* BEGIN Data records *
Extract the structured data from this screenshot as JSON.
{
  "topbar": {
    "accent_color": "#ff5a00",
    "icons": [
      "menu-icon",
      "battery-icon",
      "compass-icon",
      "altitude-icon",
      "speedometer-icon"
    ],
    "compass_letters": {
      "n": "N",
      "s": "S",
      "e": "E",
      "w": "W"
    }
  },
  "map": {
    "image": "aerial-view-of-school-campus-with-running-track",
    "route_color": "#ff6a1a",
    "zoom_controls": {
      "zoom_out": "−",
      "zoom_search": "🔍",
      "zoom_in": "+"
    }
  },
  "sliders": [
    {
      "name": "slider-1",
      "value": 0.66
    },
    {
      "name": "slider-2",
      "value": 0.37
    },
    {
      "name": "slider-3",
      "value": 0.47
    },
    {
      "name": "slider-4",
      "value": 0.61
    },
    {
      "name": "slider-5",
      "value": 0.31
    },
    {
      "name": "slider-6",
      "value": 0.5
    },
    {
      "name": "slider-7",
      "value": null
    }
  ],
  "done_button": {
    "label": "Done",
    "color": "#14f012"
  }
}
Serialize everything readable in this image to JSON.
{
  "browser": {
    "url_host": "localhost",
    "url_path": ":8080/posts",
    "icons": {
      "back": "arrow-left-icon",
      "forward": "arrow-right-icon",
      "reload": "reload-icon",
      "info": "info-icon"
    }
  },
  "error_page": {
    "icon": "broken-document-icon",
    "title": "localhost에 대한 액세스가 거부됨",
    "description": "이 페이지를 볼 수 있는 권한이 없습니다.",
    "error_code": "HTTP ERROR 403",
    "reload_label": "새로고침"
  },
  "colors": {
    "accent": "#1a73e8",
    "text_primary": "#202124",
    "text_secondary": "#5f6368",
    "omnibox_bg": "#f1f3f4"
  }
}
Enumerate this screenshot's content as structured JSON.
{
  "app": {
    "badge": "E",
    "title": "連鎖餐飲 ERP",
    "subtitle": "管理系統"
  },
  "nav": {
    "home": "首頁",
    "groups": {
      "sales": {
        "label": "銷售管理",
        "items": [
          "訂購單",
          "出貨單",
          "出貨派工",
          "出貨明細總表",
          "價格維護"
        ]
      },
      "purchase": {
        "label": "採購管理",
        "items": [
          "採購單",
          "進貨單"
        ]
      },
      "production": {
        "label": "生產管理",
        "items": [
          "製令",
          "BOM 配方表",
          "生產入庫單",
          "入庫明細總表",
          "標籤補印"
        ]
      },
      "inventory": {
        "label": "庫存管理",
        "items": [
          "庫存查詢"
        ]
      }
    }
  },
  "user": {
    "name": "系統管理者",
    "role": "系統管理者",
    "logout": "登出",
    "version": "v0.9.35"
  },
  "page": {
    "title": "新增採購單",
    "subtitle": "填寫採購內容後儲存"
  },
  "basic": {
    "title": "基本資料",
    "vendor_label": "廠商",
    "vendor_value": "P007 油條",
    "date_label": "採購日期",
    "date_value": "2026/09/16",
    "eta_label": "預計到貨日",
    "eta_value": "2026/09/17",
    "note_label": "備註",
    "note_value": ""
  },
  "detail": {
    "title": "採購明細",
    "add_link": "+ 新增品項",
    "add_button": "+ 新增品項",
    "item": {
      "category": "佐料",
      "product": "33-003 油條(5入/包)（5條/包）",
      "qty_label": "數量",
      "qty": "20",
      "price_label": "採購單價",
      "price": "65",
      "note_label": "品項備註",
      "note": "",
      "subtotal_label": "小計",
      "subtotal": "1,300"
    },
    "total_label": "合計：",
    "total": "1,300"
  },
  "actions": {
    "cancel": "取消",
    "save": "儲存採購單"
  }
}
* END Data records *
### [The task]
Extract all of the data exactly as written.

### [Solution below]
Extract the structured data from this screenshot as JSON.
{
  "topbar": {
    "accent_color": "#ff5a00",
    "icons": [
      "menu-icon",
      "battery-icon",
      "compass-icon",
      "altitude-icon",
      "speedometer-icon"
    ],
    "compass_letters": {
      "n": "N",
      "s": "S",
      "e": "E",
      "w": "W"
    }
  },
  "map": {
    "image": "aerial-view-of-school-campus-with-running-track",
    "route_color": "#ff6a1a",
    "zoom_controls": {
      "zoom_out": "−",
      "zoom_search": "🔍",
      "zoom_in": "+"
    }
  },
  "sliders": [
    {
      "name": "slider-1",
      "value": 0.66
    },
    {
      "name": "slider-2",
      "value": 0.37
    },
    {
      "name": "slider-3",
      "value": 0.47
    },
    {
      "name": "slider-4",
      "value": 0.61
    },
    {
      "name": "slider-5",
      "value": 0.31
    },
    {
      "name": "slider-6",
      "value": 0.5
    },
    {
      "name": "slider-7",
      "value": null
    }
  ],
  "done_button": {
    "label": "Done",
    "color": "#14f012"
  }
}
Serialize everything readable in this image to JSON.
{
  "browser": {
    "url_host": "localhost",
    "url_path": ":8080/posts",
    "icons": {
      "back": "arrow-left-icon",
      "forward": "arrow-right-icon",
      "reload": "reload-icon",
      "info": "info-icon"
    }
  },
  "error_page": {
    "icon": "broken-document-icon",
    "title": "localhost에 대한 액세스가 거부됨",
    "description": "이 페이지를 볼 수 있는 권한이 없습니다.",
    "error_code": "HTTP ERROR 403",
    "reload_label": "새로고침"
  },
  "colors": {
    "accent": "#1a73e8",
    "text_primary": "#202124",
    "text_secondary": "#5f6368",
    "omnibox_bg": "#f1f3f4"
  }
}
Enumerate this screenshot's content as structured JSON.
{
  "app": {
    "badge": "E",
    "title": "連鎖餐飲 ERP",
    "subtitle": "管理系統"
  },
  "nav": {
    "home": "首頁",
    "groups": {
      "sales": {
        "label": "銷售管理",
        "items": [
          "訂購單",
          "出貨單",
          "出貨派工",
          "出貨明細總表",
          "價格維護"
        ]
      },
      "purchase": {
        "label": "採購管理",
        "items": [
          "採購單",
          "進貨單"
        ]
      },
      "production": {
        "label": "生產管理",
        "items": [
          "製令",
          "BOM 配方表",
          "生產入庫單",
          "入庫明細總表",
          "標籤補印"
        ]
      },
      "inventory": {
        "label": "庫存管理",
        "items": [
          "庫存查詢"
        ]
      }
    }
  },
  "user": {
    "name": "系統管理者",
    "role": "系統管理者",
    "logout": "登出",
    "version": "v0.9.35"
  },
  "page": {
    "title": "新增採購單",
    "subtitle": "填寫採購內容後儲存"
  },
  "basic": {
    "title": "基本資料",
    "vendor_label": "廠商",
    "vendor_value": "P007 油條",
    "date_label": "採購日期",
    "date_value": "2026/09/16",
    "eta_label": "預計到貨日",
    "eta_value": "2026/09/17",
    "note_label": "備註",
    "note_value": ""
  },
  "detail": {
    "title": "採購明細",
    "add_link": "+ 新增品項",
    "add_button": "+ 新增品項",
    "item": {
      "category": "佐料",
      "product": "33-003 油條(5入/包)（5條/包）",
      "qty_label": "數量",
      "qty": "20",
      "price_label": "採購單價",
      "price": "65",
      "note_label": "品項備註",
      "note": "",
      "subtotal_label": "小計",
      "subtotal": "1,300"
    },
    "total_label": "合計：",
    "total": "1,300"
  },
  "actions": {
    "cancel": "取消",
    "save": "儲存採購單"
  }
}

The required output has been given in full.